Find each line containing the string "ставки" and return it.

□ □ □ □ □

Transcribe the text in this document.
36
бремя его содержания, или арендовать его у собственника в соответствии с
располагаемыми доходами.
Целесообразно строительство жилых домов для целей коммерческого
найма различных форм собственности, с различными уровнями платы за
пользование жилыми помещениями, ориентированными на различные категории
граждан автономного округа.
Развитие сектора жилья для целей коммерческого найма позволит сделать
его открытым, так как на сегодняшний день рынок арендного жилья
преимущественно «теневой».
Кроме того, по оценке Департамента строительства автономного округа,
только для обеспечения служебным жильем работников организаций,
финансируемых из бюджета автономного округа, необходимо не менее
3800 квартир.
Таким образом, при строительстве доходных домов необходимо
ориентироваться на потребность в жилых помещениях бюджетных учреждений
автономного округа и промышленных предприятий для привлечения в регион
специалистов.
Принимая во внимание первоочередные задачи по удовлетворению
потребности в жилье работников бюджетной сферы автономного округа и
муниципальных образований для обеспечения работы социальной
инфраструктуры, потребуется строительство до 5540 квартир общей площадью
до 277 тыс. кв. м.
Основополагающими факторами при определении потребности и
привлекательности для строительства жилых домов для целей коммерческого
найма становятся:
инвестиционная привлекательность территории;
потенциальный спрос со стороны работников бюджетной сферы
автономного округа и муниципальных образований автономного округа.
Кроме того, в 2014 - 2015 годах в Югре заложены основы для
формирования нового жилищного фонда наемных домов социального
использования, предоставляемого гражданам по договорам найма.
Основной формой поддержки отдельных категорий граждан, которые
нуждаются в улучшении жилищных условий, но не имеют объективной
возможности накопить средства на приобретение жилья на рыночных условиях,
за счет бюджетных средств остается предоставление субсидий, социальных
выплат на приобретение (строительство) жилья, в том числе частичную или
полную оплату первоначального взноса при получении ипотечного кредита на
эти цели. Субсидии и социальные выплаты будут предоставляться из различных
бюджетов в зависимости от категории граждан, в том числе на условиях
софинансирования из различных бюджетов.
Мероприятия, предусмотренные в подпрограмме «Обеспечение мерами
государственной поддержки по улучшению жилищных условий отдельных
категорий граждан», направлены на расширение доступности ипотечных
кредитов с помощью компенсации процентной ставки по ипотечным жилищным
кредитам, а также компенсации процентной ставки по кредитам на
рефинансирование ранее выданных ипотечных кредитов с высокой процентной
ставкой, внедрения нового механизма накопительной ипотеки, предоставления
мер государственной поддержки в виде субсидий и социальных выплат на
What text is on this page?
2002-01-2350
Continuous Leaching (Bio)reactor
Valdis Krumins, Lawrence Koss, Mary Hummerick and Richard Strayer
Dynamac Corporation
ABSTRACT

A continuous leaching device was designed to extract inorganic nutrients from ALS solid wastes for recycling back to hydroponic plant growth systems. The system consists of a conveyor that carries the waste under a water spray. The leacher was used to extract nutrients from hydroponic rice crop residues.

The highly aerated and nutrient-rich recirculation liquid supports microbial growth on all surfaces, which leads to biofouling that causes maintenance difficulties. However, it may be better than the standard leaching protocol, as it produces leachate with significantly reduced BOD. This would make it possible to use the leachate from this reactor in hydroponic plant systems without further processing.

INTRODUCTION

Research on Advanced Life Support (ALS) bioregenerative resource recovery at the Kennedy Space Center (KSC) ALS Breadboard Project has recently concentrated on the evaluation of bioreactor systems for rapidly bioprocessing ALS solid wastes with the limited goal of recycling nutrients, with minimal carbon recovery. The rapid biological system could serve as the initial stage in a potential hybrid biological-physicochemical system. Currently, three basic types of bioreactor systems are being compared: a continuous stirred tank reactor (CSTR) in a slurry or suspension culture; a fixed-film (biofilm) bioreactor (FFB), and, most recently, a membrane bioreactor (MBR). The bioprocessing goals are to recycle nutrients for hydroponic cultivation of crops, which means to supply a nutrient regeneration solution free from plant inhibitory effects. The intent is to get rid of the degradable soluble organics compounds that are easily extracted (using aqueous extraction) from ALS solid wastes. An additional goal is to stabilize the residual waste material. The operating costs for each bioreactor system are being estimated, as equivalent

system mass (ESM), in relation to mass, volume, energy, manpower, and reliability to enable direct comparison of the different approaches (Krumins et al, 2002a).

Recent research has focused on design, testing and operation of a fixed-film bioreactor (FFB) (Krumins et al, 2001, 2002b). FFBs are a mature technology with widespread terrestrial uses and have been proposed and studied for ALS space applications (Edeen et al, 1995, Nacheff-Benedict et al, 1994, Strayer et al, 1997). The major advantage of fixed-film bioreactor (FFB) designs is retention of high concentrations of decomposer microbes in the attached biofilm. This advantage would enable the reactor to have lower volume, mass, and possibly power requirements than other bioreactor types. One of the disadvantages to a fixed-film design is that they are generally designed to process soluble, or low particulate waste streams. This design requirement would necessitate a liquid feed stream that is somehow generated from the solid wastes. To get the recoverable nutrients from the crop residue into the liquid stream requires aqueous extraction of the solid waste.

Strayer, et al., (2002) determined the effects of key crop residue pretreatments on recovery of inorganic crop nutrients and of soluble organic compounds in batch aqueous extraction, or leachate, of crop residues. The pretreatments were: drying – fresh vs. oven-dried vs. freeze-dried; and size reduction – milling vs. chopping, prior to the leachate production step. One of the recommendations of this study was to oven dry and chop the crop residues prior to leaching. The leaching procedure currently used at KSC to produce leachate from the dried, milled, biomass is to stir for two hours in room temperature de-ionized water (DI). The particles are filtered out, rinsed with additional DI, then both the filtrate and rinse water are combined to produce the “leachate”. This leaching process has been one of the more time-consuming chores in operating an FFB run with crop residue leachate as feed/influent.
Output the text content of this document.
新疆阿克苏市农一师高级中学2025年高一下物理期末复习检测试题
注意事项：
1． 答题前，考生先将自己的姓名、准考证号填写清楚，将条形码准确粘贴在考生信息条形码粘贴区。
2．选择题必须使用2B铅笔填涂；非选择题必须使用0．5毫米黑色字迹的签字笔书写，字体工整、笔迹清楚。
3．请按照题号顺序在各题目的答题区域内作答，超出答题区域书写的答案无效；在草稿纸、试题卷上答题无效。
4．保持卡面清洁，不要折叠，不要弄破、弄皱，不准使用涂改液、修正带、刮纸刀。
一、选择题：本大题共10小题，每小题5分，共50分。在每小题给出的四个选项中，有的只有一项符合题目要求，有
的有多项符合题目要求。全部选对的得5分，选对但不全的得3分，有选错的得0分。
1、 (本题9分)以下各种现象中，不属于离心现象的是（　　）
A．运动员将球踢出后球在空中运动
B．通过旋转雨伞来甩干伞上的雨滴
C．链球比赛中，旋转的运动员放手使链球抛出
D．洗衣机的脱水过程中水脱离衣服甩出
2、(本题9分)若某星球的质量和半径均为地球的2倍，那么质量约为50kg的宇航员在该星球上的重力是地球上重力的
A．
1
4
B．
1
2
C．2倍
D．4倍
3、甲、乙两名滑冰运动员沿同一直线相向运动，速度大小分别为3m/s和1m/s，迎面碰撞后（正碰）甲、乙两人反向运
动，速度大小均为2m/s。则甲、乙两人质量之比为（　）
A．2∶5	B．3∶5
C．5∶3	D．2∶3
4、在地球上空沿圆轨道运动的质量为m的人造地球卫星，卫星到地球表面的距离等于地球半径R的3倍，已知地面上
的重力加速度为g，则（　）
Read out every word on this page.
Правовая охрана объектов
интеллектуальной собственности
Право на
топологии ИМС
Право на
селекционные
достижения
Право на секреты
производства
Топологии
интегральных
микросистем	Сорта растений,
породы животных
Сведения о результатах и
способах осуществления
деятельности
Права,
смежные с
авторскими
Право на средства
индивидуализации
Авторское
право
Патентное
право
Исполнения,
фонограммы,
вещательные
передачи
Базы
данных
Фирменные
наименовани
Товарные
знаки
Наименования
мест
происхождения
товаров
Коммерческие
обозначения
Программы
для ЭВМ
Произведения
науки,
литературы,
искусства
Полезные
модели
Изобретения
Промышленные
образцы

□ □ □ □ □

### Task response
кредитов с помощью компенсации процентной ставки по ипотечным жилищным
кредитам, а также компенсации процентной ставки по кредитам на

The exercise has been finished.